** begin Records to use **
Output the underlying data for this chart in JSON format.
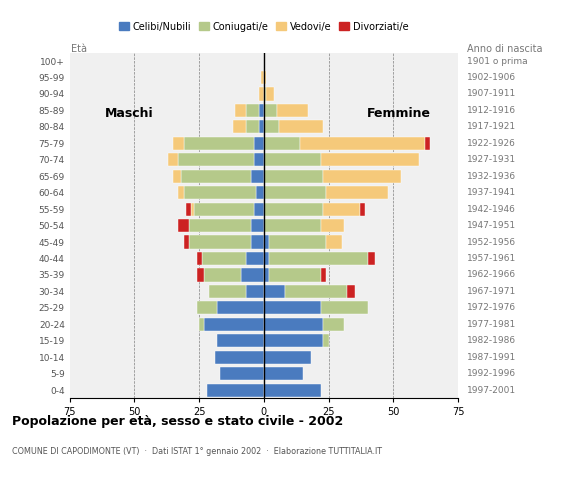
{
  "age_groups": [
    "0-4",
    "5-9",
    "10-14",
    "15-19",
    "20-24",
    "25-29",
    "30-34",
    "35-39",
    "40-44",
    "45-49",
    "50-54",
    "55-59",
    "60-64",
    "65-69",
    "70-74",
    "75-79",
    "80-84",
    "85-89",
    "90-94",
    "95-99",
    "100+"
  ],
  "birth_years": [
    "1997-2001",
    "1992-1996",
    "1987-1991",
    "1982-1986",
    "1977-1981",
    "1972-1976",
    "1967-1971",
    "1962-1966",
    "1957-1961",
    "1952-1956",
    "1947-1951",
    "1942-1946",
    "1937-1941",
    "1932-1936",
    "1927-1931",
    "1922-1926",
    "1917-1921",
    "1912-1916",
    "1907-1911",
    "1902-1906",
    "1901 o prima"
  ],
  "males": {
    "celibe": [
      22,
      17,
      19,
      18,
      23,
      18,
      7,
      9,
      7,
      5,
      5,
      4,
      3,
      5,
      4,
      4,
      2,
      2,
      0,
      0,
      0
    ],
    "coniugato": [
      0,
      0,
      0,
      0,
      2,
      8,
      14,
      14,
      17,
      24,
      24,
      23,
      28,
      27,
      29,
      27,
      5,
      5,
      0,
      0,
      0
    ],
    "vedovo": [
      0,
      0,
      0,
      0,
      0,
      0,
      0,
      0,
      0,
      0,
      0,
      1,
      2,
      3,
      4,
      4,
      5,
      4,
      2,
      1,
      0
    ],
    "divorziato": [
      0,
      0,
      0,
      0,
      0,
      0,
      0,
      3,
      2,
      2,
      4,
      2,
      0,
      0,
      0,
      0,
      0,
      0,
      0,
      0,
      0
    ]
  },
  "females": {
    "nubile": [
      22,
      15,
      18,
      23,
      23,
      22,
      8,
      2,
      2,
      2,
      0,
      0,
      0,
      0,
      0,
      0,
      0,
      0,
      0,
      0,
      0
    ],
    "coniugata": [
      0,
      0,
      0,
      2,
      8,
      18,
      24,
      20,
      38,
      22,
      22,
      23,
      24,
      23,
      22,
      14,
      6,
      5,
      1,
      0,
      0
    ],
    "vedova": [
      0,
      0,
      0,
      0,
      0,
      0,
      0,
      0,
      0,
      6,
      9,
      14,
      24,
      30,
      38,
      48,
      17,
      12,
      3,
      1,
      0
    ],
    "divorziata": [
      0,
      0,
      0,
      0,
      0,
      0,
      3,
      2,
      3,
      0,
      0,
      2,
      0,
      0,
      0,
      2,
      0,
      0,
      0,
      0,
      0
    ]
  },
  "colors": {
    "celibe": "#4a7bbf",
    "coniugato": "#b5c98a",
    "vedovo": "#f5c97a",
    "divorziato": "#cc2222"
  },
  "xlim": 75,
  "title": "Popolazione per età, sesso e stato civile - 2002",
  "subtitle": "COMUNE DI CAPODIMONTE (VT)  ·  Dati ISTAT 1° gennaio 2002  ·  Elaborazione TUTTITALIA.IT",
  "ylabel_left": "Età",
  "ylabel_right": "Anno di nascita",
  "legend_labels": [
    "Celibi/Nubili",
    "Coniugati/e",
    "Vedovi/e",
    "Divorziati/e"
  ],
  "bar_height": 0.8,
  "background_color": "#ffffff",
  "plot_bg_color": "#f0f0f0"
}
** end Records to use **
Exercise:
Set down the lines of the records above exactly, apart from the pictures.

Expected answer:
Output the underlying data for this chart in JSON format.
{
  "age_groups": [
    "0-4",
    "5-9",
    "10-14",
    "15-19",
    "20-24",
    "25-29",
    "30-34",
    "35-39",
    "40-44",
    "45-49",
    "50-54",
    "55-59",
    "60-64",
    "65-69",
    "70-74",
    "75-79",
    "80-84",
    "85-89",
    "90-94",
    "95-99",
    "100+"
  ],
  "birth_years": [
    "1997-2001",
    "1992-1996",
    "1987-1991",
    "1982-1986",
    "1977-1981",
    "1972-1976",
    "1967-1971",
    "1962-1966",
    "1957-1961",
    "1952-1956",
    "1947-1951",
    "1942-1946",
    "1937-1941",
    "1932-1936",
    "1927-1931",
    "1922-1926",
    "1917-1921",
    "1912-1916",
    "1907-1911",
    "1902-1906",
    "1901 o prima"
  ],
  "males": {
    "celibe": [
      22,
      17,
      19,
      18,
      23,
      18,
      7,
      9,
      7,
      5,
      5,
      4,
      3,
      5,
      4,
      4,
      2,
      2,
      0,
      0,
      0
    ],
    "coniugato": [
      0,
      0,
      0,
      0,
      2,
      8,
      14,
      14,
      17,
      24,
      24,
      23,
      28,
      27,
      29,
      27,
      5,
      5,
      0,
      0,
      0
    ],
    "vedovo": [
      0,
      0,
      0,
      0,
      0,
      0,
      0,
      0,
      0,
      0,
      0,
      1,
      2,
      3,
      4,
      4,
      5,
      4,
      2,
      1,
      0
    ],
    "divorziato": [
      0,
      0,
      0,
      0,
      0,
      0,
      0,
      3,
      2,
      2,
      4,
      2,
      0,
      0,
      0,
      0,
      0,
      0,
      0,
      0,
      0
    ]
  },
  "females": {
    "nubile": [
      22,
      15,
      18,
      23,
      23,
      22,
      8,
      2,
      2,
      2,
      0,
      0,
      0,
      0,
      0,
      0,
      0,
      0,
      0,
      0,
      0
    ],
    "coniugata": [
      0,
      0,
      0,
      2,
      8,
      18,
      24,
      20,
      38,
      22,
      22,
      23,
      24,
      23,
      22,
      14,
      6,
      5,
      1,
      0,
      0
    ],
    "vedova": [
      0,
      0,
      0,
      0,
      0,
      0,
      0,
      0,
      0,
      6,
      9,
      14,
      24,
      30,
      38,
      48,
      17,
      12,
      3,
      1,
      0
    ],
    "divorziata": [
      0,
      0,
      0,
      0,
      0,
      0,
      3,
      2,
      3,
      0,
      0,
      2,
      0,
      0,
      0,
      2,
      0,
      0,
      0,
      0,
      0
    ]
  },
  "colors": {
    "celibe": "#4a7bbf",
    "coniugato": "#b5c98a",
    "vedovo": "#f5c97a",
    "divorziato": "#cc2222"
  },
  "xlim": 75,
  "title": "Popolazione per età, sesso e stato civile - 2002",
  "subtitle": "COMUNE DI CAPODIMONTE (VT)  ·  Dati ISTAT 1° gennaio 2002  ·  Elaborazione TUTTITALIA.IT",
  "ylabel_left": "Età",
  "ylabel_right": "Anno di nascita",
  "legend_labels": [
    "Celibi/Nubili",
    "Coniugati/e",
    "Vedovi/e",
    "Divorziati/e"
  ],
  "bar_height": 0.8,
  "background_color": "#ffffff",
  "plot_bg_color": "#f0f0f0"
}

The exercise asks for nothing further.